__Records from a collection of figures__

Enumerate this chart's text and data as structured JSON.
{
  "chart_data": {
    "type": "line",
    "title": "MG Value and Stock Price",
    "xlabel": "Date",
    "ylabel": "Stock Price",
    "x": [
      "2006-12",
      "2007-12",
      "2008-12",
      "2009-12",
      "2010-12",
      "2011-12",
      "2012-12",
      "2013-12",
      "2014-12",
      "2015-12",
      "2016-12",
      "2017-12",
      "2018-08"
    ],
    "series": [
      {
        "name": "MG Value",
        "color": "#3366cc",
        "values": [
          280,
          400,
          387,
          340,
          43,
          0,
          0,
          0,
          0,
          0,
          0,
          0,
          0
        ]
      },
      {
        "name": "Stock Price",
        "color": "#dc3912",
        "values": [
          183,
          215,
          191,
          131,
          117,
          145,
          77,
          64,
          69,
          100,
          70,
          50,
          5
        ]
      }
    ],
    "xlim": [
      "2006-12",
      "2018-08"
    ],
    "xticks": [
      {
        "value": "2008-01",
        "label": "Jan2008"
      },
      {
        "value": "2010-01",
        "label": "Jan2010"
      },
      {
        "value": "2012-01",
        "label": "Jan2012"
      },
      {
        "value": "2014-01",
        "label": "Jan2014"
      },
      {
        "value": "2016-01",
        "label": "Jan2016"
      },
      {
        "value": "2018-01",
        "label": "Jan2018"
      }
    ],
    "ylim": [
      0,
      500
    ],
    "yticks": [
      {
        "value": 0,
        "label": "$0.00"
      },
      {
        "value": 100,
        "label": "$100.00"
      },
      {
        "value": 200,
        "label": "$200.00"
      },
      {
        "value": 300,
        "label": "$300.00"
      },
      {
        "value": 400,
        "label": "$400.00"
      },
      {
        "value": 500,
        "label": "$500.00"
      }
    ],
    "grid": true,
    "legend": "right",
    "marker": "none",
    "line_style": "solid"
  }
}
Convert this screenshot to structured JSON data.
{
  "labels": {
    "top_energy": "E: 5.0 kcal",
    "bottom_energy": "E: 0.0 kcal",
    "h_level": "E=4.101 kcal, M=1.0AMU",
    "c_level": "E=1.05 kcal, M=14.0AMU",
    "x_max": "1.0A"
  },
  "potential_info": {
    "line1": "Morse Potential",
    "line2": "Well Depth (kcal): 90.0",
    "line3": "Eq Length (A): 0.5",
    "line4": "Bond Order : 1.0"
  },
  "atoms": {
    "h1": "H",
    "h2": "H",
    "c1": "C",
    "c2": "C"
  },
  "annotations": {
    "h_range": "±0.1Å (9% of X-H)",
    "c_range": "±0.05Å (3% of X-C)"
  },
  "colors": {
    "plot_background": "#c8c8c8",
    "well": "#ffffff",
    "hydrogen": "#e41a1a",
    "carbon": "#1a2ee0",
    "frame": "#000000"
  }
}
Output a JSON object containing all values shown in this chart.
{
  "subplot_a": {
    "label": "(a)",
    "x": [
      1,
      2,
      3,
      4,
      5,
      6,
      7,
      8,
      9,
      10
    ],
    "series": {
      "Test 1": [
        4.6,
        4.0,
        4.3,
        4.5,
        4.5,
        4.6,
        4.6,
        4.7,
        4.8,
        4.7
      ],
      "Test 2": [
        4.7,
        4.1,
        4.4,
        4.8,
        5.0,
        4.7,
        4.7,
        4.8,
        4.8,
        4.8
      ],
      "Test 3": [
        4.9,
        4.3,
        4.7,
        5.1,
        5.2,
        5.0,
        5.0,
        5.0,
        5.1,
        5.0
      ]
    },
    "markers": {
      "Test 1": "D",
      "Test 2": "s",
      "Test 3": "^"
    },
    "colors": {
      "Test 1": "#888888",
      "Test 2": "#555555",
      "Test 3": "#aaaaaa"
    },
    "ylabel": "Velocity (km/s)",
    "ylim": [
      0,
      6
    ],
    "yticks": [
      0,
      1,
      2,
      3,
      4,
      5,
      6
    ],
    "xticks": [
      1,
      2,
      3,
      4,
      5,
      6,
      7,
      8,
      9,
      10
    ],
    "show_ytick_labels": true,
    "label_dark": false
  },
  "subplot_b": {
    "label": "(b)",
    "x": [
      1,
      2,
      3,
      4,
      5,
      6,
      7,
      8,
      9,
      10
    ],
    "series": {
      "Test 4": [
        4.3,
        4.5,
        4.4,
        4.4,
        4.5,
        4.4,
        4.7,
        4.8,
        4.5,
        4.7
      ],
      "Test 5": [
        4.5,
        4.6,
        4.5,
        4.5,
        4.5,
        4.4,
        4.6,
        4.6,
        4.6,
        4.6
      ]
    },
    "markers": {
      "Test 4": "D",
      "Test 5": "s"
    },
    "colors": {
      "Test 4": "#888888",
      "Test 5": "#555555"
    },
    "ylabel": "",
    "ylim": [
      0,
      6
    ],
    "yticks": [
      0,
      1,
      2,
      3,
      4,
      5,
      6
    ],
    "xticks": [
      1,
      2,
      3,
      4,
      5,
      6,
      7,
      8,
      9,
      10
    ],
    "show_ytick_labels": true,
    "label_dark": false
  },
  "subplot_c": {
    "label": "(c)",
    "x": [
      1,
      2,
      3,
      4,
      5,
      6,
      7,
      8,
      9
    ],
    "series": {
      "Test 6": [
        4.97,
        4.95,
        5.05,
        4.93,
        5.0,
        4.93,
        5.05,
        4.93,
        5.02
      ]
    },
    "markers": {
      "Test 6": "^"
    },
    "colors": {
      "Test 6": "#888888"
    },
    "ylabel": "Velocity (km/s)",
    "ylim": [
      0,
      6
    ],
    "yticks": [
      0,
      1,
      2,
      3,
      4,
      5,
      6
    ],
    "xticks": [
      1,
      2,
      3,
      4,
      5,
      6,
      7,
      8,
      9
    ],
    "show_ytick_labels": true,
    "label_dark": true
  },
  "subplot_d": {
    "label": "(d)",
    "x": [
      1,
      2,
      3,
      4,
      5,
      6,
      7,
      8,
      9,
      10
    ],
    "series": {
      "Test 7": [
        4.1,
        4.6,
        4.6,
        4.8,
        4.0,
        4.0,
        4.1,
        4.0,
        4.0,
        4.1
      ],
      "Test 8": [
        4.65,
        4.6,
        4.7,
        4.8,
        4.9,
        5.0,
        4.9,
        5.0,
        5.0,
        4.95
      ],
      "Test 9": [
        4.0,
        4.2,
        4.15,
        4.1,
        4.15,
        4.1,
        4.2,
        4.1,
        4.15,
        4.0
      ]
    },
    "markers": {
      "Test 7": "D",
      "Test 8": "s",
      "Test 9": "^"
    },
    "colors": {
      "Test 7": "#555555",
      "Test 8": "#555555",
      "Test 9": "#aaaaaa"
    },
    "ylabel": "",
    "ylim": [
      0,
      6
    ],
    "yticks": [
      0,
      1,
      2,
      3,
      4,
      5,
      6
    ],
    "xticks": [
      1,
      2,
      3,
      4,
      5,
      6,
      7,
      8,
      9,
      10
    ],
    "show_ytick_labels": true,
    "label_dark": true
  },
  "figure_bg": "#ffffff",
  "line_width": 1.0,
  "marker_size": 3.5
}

__Exercise brief__
Read the entries and show each line that mentions "Price".

__Output__
    "title": "MG Value and Stock Price",
    "ylabel": "Stock Price",
        "name": "Stock Price",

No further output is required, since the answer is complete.